INSTRUCTION » What follows are records. Restate all of them word for word.

### RECORDS SUPPLIED

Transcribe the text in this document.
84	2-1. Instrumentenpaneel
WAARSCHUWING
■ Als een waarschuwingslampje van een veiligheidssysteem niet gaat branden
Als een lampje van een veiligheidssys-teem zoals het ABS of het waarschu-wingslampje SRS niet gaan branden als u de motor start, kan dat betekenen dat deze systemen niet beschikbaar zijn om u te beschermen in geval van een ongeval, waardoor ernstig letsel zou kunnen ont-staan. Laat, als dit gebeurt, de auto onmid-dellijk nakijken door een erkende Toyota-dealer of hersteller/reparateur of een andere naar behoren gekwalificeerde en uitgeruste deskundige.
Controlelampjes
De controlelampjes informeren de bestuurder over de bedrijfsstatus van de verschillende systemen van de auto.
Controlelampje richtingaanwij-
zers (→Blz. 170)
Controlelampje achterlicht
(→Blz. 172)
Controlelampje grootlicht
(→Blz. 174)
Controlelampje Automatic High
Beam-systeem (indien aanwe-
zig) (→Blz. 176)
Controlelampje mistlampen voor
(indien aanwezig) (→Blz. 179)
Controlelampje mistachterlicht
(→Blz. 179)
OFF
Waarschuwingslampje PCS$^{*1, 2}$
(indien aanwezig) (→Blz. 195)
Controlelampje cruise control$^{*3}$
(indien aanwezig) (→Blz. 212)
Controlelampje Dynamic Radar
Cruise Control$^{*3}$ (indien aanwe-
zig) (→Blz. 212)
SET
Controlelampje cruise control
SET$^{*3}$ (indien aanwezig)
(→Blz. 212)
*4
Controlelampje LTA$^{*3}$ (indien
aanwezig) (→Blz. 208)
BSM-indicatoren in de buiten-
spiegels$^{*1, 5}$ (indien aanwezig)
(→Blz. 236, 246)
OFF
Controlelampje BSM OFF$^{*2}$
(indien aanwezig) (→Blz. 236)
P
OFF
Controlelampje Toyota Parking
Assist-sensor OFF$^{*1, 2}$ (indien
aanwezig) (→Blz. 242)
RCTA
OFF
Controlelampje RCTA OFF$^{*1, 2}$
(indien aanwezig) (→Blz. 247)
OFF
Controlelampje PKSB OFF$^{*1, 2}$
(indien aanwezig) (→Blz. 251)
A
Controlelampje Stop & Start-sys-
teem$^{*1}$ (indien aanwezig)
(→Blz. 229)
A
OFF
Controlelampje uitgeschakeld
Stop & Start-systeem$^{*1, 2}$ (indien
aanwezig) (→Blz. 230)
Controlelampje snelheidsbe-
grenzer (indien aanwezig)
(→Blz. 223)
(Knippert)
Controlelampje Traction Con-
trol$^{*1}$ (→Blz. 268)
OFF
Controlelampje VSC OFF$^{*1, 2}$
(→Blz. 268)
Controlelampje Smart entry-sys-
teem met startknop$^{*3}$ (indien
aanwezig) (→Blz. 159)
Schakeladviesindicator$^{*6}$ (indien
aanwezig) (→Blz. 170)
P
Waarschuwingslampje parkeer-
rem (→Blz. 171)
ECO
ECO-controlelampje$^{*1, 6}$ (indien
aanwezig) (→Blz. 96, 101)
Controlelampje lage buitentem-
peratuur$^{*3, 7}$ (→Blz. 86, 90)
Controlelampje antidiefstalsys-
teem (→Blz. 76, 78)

######

RESULT OF THIS EXERCISE »
Transcribe the text in this document.
84	2-1. Instrumentenpaneel
WAARSCHUWING
■ Als een waarschuwingslampje van een veiligheidssysteem niet gaat branden
Als een lampje van een veiligheidssys-teem zoals het ABS of het waarschu-wingslampje SRS niet gaan branden als u de motor start, kan dat betekenen dat deze systemen niet beschikbaar zijn om u te beschermen in geval van een ongeval, waardoor ernstig letsel zou kunnen ont-staan. Laat, als dit gebeurt, de auto onmid-dellijk nakijken door een erkende Toyota-dealer of hersteller/reparateur of een andere naar behoren gekwalificeerde en uitgeruste deskundige.
Controlelampjes
De controlelampjes informeren de bestuurder over de bedrijfsstatus van de verschillende systemen van de auto.
Controlelampje richtingaanwij-
zers (→Blz. 170)
Controlelampje achterlicht
(→Blz. 172)
Controlelampje grootlicht
(→Blz. 174)
Controlelampje Automatic High
Beam-systeem (indien aanwe-
zig) (→Blz. 176)
Controlelampje mistlampen voor
(indien aanwezig) (→Blz. 179)
Controlelampje mistachterlicht
(→Blz. 179)
OFF
Waarschuwingslampje PCS$^{*1, 2}$
(indien aanwezig) (→Blz. 195)
Controlelampje cruise control$^{*3}$
(indien aanwezig) (→Blz. 212)
Controlelampje Dynamic Radar
Cruise Control$^{*3}$ (indien aanwe-
zig) (→Blz. 212)
SET
Controlelampje cruise control
SET$^{*3}$ (indien aanwezig)
(→Blz. 212)
*4
Controlelampje LTA$^{*3}$ (indien
aanwezig) (→Blz. 208)
BSM-indicatoren in de buiten-
spiegels$^{*1, 5}$ (indien aanwezig)
(→Blz. 236, 246)
OFF
Controlelampje BSM OFF$^{*2}$
(indien aanwezig) (→Blz. 236)
P
OFF
Controlelampje Toyota Parking
Assist-sensor OFF$^{*1, 2}$ (indien
aanwezig) (→Blz. 242)
RCTA
OFF
Controlelampje RCTA OFF$^{*1, 2}$
(indien aanwezig) (→Blz. 247)
OFF
Controlelampje PKSB OFF$^{*1, 2}$
(indien aanwezig) (→Blz. 251)
A
Controlelampje Stop & Start-sys-
teem$^{*1}$ (indien aanwezig)
(→Blz. 229)
A
OFF
Controlelampje uitgeschakeld
Stop & Start-systeem$^{*1, 2}$ (indien
aanwezig) (→Blz. 230)
Controlelampje snelheidsbe-
grenzer (indien aanwezig)
(→Blz. 223)
(Knippert)
Controlelampje Traction Con-
trol$^{*1}$ (→Blz. 268)
OFF
Controlelampje VSC OFF$^{*1, 2}$
(→Blz. 268)
Controlelampje Smart entry-sys-
teem met startknop$^{*3}$ (indien
aanwezig) (→Blz. 159)
Schakeladviesindicator$^{*6}$ (indien
aanwezig) (→Blz. 170)
P
Waarschuwingslampje parkeer-
rem (→Blz. 171)
ECO
ECO-controlelampje$^{*1, 6}$ (indien
aanwezig) (→Blz. 96, 101)
Controlelampje lage buitentem-
peratuur$^{*3, 7}$ (→Blz. 86, 90)
Controlelampje antidiefstalsys-
teem (→Blz. 76, 78)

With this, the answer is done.